**Set problem**
Copy out all the records exactly.

**Records from a data source**

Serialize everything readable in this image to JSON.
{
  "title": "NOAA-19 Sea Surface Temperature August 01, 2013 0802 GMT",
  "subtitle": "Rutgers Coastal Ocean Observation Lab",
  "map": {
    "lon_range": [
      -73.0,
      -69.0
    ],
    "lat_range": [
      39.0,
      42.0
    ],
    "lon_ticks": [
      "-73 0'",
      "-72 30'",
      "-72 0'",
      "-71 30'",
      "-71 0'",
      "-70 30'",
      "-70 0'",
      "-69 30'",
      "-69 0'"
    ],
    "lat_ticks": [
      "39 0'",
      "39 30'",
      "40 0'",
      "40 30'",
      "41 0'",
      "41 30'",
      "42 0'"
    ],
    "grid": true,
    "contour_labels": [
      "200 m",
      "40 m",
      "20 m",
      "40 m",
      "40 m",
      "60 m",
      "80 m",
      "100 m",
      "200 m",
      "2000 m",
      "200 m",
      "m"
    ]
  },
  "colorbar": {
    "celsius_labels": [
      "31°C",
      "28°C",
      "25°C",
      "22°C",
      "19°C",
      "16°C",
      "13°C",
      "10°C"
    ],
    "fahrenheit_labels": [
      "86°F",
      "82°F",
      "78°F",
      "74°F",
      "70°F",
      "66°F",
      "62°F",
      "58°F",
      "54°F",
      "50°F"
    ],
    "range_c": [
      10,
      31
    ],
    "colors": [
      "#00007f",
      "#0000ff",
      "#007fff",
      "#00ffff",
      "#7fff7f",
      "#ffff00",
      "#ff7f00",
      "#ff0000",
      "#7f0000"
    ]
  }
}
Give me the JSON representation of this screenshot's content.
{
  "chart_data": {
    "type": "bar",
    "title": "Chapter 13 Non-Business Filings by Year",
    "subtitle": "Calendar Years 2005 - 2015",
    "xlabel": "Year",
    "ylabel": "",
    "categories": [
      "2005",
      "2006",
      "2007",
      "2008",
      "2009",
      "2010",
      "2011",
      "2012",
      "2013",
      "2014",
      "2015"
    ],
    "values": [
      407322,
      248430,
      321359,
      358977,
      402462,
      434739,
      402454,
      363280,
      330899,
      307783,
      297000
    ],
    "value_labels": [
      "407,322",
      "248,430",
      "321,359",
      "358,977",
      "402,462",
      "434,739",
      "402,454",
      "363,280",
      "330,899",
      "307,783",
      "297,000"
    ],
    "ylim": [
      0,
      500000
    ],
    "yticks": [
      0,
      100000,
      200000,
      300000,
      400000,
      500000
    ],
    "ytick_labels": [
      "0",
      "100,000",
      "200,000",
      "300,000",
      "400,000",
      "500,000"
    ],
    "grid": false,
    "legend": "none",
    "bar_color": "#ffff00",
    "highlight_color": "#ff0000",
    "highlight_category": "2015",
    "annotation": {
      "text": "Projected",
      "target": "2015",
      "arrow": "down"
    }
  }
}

**Response for this exercise**
Serialize everything readable in this image to JSON.
{
  "title": "NOAA-19 Sea Surface Temperature August 01, 2013 0802 GMT",
  "subtitle": "Rutgers Coastal Ocean Observation Lab",
  "map": {
    "lon_range": [
      -73.0,
      -69.0
    ],
    "lat_range": [
      39.0,
      42.0
    ],
    "lon_ticks": [
      "-73 0'",
      "-72 30'",
      "-72 0'",
      "-71 30'",
      "-71 0'",
      "-70 30'",
      "-70 0'",
      "-69 30'",
      "-69 0'"
    ],
    "lat_ticks": [
      "39 0'",
      "39 30'",
      "40 0'",
      "40 30'",
      "41 0'",
      "41 30'",
      "42 0'"
    ],
    "grid": true,
    "contour_labels": [
      "200 m",
      "40 m",
      "20 m",
      "40 m",
      "40 m",
      "60 m",
      "80 m",
      "100 m",
      "200 m",
      "2000 m",
      "200 m",
      "m"
    ]
  },
  "colorbar": {
    "celsius_labels": [
      "31°C",
      "28°C",
      "25°C",
      "22°C",
      "19°C",
      "16°C",
      "13°C",
      "10°C"
    ],
    "fahrenheit_labels": [
      "86°F",
      "82°F",
      "78°F",
      "74°F",
      "70°F",
      "66°F",
      "62°F",
      "58°F",
      "54°F",
      "50°F"
    ],
    "range_c": [
      10,
      31
    ],
    "colors": [
      "#00007f",
      "#0000ff",
      "#007fff",
      "#00ffff",
      "#7fff7f",
      "#ffff00",
      "#ff7f00",
      "#ff0000",
      "#7f0000"
    ]
  }
}
Give me the JSON representation of this screenshot's content.
{
  "chart_data": {
    "type": "bar",
    "title": "Chapter 13 Non-Business Filings by Year",
    "subtitle": "Calendar Years 2005 - 2015",
    "xlabel": "Year",
    "ylabel": "",
    "categories": [
      "2005",
      "2006",
      "2007",
      "2008",
      "2009",
      "2010",
      "2011",
      "2012",
      "2013",
      "2014",
      "2015"
    ],
    "values": [
      407322,
      248430,
      321359,
      358977,
      402462,
      434739,
      402454,
      363280,
      330899,
      307783,
      297000
    ],
    "value_labels": [
      "407,322",
      "248,430",
      "321,359",
      "358,977",
      "402,462",
      "434,739",
      "402,454",
      "363,280",
      "330,899",
      "307,783",
      "297,000"
    ],
    "ylim": [
      0,
      500000
    ],
    "yticks": [
      0,
      100000,
      200000,
      300000,
      400000,
      500000
    ],
    "ytick_labels": [
      "0",
      "100,000",
      "200,000",
      "300,000",
      "400,000",
      "500,000"
    ],
    "grid": false,
    "legend": "none",
    "bar_color": "#ffff00",
    "highlight_color": "#ff0000",
    "highlight_category": "2015",
    "annotation": {
      "text": "Projected",
      "target": "2015",
      "arrow": "down"
    }
  }
}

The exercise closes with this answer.